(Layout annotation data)
----

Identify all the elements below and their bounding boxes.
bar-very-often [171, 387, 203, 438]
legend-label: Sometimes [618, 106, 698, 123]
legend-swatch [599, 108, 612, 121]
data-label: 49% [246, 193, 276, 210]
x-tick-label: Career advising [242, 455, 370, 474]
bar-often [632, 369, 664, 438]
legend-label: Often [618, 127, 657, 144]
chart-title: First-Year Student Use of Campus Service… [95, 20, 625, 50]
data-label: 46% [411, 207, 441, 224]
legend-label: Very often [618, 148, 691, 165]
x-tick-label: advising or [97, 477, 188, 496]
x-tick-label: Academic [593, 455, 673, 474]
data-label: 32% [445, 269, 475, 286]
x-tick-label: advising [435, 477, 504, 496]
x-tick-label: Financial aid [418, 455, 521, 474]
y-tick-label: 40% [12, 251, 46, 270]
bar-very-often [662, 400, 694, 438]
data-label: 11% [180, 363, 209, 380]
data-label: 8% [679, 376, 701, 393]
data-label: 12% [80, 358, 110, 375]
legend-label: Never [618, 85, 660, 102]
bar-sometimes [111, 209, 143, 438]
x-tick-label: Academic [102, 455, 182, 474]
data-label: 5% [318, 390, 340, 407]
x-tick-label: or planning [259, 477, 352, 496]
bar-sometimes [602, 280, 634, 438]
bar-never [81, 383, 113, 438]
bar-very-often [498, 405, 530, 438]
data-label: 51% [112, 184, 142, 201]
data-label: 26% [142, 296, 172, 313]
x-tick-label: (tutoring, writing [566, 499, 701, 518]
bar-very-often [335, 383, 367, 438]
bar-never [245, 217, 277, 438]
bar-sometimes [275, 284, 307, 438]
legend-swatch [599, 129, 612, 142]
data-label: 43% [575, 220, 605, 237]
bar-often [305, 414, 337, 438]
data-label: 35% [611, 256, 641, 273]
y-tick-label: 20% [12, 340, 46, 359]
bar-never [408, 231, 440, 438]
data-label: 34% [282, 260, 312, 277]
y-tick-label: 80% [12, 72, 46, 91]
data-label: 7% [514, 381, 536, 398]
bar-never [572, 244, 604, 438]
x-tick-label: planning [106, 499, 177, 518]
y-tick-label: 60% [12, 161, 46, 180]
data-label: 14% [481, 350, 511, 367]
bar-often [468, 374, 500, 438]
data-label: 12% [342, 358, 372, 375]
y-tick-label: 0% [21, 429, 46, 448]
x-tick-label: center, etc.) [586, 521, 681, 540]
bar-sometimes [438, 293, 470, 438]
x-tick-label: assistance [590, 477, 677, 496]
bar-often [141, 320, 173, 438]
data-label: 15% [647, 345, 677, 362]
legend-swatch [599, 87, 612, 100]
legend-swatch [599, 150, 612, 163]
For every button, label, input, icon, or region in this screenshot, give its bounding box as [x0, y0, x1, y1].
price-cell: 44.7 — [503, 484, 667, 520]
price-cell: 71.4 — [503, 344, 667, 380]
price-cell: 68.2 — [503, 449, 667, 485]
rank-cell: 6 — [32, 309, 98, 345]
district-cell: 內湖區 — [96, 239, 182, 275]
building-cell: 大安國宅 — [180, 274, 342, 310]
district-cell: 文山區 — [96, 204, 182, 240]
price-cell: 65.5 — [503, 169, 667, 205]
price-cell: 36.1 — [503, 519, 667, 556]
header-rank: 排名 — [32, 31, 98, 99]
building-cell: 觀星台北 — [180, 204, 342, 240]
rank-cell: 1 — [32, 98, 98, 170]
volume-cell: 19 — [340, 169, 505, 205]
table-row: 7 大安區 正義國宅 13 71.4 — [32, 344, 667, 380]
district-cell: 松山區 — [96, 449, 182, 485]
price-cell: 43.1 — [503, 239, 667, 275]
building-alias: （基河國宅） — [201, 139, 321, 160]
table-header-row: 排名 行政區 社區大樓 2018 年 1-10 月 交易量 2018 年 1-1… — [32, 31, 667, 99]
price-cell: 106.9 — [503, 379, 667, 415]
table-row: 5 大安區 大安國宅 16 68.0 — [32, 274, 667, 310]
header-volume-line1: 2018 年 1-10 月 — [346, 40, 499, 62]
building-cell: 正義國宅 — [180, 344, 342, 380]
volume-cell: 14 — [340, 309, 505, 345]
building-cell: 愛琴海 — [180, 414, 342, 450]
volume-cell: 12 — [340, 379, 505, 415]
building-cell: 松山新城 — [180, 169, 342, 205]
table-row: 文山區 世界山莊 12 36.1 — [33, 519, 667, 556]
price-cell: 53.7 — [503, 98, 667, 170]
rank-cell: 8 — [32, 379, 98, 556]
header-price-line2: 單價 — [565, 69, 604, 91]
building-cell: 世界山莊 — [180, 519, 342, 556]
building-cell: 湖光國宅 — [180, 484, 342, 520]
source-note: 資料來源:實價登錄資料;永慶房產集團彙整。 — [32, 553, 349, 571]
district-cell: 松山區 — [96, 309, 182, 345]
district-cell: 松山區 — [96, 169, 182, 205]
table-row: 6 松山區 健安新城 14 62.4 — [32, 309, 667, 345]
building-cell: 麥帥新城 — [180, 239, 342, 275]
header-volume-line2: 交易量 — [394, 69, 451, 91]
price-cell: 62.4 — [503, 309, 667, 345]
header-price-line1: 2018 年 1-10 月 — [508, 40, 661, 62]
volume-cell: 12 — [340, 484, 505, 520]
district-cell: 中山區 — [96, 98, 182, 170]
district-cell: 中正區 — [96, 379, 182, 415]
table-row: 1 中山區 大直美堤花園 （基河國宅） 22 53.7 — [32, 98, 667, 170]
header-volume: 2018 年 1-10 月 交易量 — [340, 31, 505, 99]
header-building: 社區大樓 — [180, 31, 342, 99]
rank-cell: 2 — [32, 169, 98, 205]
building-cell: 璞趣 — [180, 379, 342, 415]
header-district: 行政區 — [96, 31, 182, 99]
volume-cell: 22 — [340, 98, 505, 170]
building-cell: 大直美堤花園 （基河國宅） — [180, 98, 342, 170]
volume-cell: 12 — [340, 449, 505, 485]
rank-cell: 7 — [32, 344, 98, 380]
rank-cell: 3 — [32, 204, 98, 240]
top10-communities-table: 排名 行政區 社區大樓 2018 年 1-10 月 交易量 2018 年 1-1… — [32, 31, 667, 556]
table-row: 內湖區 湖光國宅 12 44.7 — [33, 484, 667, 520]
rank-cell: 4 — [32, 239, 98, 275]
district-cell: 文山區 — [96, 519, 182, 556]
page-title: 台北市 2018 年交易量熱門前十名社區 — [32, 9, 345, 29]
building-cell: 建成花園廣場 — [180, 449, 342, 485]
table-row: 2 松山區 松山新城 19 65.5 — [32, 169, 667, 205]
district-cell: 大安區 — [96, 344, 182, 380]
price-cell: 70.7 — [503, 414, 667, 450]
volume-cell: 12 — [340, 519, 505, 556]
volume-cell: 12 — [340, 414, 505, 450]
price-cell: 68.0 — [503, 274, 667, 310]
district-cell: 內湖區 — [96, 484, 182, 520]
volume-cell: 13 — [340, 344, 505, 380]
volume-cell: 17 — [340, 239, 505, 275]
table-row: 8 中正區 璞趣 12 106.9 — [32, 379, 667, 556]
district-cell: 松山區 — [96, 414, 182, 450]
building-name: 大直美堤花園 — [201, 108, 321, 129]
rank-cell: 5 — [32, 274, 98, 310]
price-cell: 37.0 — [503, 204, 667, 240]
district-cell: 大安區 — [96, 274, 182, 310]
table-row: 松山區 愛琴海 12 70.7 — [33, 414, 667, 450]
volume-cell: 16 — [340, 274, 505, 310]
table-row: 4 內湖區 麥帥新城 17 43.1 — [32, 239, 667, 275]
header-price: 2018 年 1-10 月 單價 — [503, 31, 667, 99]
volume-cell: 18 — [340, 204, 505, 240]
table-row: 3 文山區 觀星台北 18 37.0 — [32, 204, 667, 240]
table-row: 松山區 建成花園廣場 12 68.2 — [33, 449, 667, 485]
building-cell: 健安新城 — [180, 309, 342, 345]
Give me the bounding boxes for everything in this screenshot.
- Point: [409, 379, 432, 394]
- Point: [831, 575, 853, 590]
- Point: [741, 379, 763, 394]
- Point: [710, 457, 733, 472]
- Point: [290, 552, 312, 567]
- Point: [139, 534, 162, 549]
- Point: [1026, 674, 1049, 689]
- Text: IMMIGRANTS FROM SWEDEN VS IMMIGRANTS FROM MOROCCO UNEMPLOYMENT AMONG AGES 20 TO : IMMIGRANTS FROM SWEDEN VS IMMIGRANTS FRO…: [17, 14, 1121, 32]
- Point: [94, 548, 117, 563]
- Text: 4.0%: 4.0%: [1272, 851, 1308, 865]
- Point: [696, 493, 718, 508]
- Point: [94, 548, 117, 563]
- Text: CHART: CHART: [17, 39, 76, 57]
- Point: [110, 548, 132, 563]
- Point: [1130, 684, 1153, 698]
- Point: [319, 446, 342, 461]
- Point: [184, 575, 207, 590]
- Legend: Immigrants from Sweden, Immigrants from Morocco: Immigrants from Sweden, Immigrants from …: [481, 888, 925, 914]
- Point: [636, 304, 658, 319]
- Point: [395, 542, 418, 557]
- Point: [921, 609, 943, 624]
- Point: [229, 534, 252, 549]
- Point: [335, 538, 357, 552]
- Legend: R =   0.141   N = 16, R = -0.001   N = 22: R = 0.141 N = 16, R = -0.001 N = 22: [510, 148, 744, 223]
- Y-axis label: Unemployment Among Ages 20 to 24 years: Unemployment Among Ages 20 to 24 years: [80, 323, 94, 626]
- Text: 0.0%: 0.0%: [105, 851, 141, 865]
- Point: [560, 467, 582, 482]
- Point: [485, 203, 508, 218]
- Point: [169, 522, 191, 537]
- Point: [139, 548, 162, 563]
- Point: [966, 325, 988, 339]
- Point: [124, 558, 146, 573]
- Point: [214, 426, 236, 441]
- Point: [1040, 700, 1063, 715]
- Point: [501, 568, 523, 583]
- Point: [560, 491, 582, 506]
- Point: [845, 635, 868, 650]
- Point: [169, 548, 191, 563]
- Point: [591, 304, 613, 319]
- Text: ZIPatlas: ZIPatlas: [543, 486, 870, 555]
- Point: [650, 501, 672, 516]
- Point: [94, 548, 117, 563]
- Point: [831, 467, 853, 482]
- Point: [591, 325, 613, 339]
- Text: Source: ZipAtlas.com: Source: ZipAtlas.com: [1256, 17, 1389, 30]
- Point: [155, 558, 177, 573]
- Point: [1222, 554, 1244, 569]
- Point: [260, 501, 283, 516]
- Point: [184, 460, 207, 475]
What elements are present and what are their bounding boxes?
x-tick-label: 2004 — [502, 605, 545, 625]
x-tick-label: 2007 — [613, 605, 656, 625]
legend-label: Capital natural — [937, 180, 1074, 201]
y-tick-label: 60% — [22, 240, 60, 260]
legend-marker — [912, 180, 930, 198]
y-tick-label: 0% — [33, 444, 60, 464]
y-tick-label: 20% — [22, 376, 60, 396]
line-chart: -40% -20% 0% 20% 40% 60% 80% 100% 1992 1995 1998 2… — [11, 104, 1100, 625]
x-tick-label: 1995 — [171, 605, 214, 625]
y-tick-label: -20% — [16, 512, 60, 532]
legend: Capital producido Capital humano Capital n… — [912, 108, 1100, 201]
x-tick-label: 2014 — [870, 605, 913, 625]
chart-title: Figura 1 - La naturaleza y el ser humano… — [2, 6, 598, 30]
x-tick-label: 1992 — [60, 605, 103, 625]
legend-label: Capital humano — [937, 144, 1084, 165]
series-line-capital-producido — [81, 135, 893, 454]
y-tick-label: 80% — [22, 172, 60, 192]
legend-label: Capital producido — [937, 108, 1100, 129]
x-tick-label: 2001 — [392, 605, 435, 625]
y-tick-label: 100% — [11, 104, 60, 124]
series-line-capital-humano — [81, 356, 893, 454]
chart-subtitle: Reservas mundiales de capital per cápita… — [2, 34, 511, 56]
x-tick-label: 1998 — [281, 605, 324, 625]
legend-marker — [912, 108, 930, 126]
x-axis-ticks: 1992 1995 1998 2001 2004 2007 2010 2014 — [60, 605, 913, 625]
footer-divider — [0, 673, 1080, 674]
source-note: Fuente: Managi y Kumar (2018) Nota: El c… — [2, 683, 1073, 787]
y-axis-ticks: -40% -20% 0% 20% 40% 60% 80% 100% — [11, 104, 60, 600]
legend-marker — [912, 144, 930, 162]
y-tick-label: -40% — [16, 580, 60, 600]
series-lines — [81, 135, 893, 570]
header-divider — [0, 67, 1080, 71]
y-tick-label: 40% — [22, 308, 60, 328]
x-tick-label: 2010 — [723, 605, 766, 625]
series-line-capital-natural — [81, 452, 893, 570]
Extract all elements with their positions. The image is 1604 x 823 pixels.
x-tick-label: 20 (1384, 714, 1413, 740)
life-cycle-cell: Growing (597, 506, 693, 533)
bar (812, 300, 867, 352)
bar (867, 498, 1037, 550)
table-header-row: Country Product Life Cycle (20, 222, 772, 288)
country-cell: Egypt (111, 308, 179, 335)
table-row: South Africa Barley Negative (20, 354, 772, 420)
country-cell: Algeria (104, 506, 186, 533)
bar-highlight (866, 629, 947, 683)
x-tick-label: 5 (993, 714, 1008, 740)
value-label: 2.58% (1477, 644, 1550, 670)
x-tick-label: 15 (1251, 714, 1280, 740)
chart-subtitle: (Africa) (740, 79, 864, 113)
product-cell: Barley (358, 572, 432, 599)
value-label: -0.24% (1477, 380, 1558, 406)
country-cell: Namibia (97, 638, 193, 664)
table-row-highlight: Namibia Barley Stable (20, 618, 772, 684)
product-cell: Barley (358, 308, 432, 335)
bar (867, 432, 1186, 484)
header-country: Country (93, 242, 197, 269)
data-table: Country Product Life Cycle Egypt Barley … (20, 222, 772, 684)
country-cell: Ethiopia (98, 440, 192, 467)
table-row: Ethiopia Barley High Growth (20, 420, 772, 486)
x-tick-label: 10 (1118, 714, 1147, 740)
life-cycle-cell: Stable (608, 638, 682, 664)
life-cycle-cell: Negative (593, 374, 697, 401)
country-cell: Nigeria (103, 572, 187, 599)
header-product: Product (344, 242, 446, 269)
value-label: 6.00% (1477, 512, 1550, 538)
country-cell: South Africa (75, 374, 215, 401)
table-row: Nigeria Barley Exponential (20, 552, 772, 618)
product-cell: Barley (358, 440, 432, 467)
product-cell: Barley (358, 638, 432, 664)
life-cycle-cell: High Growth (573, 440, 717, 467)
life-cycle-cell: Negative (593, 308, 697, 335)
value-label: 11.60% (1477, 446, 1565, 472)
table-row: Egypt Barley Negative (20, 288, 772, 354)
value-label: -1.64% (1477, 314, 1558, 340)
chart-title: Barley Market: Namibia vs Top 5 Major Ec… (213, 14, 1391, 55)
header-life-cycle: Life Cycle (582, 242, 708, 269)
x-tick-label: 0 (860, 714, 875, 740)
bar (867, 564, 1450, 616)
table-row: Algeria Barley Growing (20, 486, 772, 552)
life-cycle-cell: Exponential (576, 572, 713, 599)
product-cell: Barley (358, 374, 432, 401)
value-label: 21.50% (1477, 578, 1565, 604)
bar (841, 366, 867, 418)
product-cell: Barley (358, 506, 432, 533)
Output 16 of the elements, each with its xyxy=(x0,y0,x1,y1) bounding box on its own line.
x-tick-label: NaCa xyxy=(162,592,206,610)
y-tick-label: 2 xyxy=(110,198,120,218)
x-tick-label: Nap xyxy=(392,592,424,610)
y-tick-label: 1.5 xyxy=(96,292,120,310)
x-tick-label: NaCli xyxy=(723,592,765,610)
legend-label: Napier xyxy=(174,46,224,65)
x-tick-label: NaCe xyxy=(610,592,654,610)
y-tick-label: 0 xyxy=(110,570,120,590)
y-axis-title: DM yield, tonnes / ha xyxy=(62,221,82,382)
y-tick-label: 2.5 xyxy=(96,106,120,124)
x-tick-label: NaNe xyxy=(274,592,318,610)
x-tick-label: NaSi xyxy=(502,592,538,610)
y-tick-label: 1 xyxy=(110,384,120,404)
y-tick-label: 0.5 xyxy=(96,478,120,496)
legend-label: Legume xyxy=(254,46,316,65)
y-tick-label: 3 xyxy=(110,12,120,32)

----

# TASK GOAL:
Reproduce the listing from its first line through the line containing "x-tick-label: Career advising", including both of those lines.

# EXERCISE OUTPUT:
Identify all the elements below and their bounding boxes.
bar-very-often [171, 387, 203, 438]
legend-label: Sometimes [618, 106, 698, 123]
legend-swatch [599, 108, 612, 121]
data-label: 49% [246, 193, 276, 210]
x-tick-label: Career advising [242, 455, 370, 474]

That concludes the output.